== EXCERPT ==

In epilogues, the Rogues claim freedom as free agents with salvaged gear, joking amid recovery. Young Grodd, beside his fallen protector, senses more bad men but learns from dada that all men pay, eyes glowing with nascent menace.​

Writing


Lemire paces the issue with ferocious momentum, opening splash into immediate high-stakes reunion that propels straight into visceral combat without filler. Dialogue snaps authentically in crisis, Rudy's apology and Wally's defiance carrying familial weight through clipped, urgent phrasing that builds emotional peaks organically. Thematic depth shines in Wally's internal spiral, confronting fear not by outrunning it but embracing its hit, layering personal growth atop cosmic stakes seamlessly.​

The structure toggles masterfully between blistering action beats and quiet heartbreak, Rudy's sacrifice punctuating the chaos with devastating precision. Yet epilogues rush new threads, Grodd's arc and Rogues' pivot introducing motifs that strain against the core climax's resolution. Pacing falters slightly in Wally's post-battle denial, repetitive pleas extending grief without fresh revelation.​

Art


Robles composes dynamic layouts that flow like speed trails, horizontal panels stretching clashes across pages to immerse in kinetic frenzy. Character acting conveys raw agony through Wally's grimaces and Rudy's tear-streaked pride, expressions grounding superhuman fury in human cost. Lightning effects crackle with purposeful chaos, red hues dominating Wally's resolve against Thawne's sickly yellow.​

Lucas' color theory elevates mood masterfully, fiery oranges of destruction cooling to desolate grays in Wally's isolation, tonality shifting to underscore emotional descent. Composition clarity shines in group scenes, orbs and figures positioned to guide eye through wreckage without clutter. The monster's hulking, toothy design overwhelms at peaks, jagged lines sacrificing fine anatomical detail for primal terror that borders on abstraction.​

Character Development


Wally evolves from reactive survivor to resolute confronter, motivation rooted in paternal bonds driving him toward the beast despite exhaustion; his consistency holds as fear's weight returns post-victory, relatable in its unyielding grip. Rudy West gains poignant depth through sacrifice, his regret and love crystallizing flawed fatherhood into heroic finality. Lisa and Rogues show reliable agency, thermal toll and tactical aids reinforcing ensemble grit without overshadowing the Wests.​

Originality & Concept Execution


Lemire executes the War of the Flashes premise with fresh savagery, Thawne as god-deluded behemoth twisting rivalry into body horror while Still Point's echoes linger potently. Epilogues innovate with Grodd's infant menace and Rogues' liberation, seeding grounded fallout from cosmic breach. Delivery succeeds in blending intimate loss with spectacle, though vague portal mechanics slightly undercut the premise's scientific edge.​

Pros and Cons


What We Loved

  • Kinetic lightning trails in clashes brilliantly heighten speedster fury.​
  • Rudy's tearful embrace panels deliver emotionally charged family authenticity.​
  • Lucas' tonal color shifts masterfully mirror Wally's grief descent.​

Room for Improvement

  • Monster design sacrifices anatomical clarity for chaotic abstraction.​
  • Epilogues rush Grodd/Rogues threads, diluting climax resonance.​
  • Post-sacrifice pleas repeat without advancing Wally's resolve.

===
== SOURCE DATA ==

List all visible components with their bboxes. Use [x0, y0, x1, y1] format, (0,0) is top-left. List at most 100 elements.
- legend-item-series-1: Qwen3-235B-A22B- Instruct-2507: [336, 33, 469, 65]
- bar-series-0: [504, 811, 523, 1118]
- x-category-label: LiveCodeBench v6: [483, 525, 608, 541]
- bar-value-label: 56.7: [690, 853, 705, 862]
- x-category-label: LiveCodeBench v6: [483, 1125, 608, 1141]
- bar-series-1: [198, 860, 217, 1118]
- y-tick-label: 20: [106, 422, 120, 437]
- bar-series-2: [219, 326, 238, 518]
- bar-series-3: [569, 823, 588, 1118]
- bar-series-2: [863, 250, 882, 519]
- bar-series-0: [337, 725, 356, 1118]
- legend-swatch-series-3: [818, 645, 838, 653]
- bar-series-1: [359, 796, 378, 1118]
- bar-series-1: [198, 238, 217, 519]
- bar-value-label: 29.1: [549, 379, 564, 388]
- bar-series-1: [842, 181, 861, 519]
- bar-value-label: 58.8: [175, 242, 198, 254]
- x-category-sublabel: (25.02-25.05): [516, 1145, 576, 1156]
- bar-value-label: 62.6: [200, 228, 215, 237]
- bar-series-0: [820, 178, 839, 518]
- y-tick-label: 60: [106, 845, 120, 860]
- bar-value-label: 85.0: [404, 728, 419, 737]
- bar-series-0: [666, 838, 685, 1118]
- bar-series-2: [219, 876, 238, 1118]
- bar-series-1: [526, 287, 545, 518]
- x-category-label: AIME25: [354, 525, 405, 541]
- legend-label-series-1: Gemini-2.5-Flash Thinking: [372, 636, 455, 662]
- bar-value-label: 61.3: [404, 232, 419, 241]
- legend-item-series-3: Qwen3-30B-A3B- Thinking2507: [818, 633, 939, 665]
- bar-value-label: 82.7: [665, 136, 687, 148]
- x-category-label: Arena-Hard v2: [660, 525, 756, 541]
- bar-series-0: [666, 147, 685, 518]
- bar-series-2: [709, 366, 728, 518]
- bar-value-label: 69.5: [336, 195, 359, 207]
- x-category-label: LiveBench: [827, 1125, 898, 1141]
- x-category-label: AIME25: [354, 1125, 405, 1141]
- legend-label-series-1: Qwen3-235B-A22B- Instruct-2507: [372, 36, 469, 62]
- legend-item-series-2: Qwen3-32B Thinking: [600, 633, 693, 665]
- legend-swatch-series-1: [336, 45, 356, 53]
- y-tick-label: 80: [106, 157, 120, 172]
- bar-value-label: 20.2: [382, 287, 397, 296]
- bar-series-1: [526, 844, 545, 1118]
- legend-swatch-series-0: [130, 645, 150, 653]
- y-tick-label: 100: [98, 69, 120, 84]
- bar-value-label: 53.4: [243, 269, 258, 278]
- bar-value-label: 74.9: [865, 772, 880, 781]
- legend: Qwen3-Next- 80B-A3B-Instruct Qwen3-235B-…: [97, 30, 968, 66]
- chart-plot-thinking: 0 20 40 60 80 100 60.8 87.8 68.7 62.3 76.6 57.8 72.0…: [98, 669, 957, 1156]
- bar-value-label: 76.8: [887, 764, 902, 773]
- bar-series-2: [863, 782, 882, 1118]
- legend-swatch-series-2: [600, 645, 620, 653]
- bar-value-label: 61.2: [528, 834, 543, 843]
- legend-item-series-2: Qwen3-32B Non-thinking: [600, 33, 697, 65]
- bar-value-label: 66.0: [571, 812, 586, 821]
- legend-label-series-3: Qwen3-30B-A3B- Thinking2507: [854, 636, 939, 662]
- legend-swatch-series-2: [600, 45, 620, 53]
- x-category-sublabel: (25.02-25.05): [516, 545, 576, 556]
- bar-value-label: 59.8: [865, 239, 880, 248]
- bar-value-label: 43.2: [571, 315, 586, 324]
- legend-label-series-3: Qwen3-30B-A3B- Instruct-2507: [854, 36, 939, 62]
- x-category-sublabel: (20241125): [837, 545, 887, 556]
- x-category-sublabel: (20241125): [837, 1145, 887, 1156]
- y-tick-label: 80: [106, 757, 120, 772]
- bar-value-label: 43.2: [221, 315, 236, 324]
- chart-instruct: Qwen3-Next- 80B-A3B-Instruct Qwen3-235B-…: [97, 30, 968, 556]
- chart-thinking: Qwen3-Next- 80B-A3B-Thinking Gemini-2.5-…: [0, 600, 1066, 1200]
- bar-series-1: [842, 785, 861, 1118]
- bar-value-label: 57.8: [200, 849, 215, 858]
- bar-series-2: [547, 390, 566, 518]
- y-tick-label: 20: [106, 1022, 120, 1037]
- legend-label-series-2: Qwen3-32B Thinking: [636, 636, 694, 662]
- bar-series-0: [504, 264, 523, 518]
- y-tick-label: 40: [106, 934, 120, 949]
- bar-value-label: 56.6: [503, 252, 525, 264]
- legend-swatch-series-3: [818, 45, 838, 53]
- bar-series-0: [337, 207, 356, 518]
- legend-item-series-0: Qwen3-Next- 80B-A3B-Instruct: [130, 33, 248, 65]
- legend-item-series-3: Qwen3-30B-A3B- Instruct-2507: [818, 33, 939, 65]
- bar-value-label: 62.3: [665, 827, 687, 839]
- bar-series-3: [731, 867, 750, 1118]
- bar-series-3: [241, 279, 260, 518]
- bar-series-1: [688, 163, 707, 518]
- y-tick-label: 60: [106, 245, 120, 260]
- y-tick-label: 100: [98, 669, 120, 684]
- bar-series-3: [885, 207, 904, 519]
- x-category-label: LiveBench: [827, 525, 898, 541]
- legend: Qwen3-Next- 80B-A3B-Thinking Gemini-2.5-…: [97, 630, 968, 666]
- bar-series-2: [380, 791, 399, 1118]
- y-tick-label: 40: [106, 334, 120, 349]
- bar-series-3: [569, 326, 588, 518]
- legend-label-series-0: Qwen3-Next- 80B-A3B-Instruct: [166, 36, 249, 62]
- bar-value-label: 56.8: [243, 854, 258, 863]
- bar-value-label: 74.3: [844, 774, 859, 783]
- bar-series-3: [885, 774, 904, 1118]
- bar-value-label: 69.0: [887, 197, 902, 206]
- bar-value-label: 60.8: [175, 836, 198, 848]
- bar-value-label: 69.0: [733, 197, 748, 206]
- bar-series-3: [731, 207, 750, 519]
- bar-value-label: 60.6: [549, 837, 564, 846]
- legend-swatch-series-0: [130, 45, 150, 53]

===

• **TASK DIRECTIONS**
Could you continue the War of the Flashes review from its last line? The records aren't needed here.

• **ANSWER SECTION**
About The Reviewer: Gabriel Hernandez is the Publisher & EIC of ComicalOpinions.com, a comics review site dedicated to indie, small, and mid-sized publishers.

Follow @ComicalOpinions on YouTube, Facebook, Instagram, and Twitter



The Scorecard


Writing Quality (Clarity & Pacing): 3/4​
Art Quality (Execution & Synergy): 3/4​
Value (Originality & Entertainment): 1/2​

Final Verdict


Absolute Flash #12 catapults Wally through Thawne's horror into hard-won growth, Rudy's gut-wrenching exit etching real scars amid the chaos. Robles and Lemire synergize spectacle with soul, even as the epilogues tease distractions that test the payoff's punch. This earns a slot in any speedster stack chasing emotional miles over flawless finishes.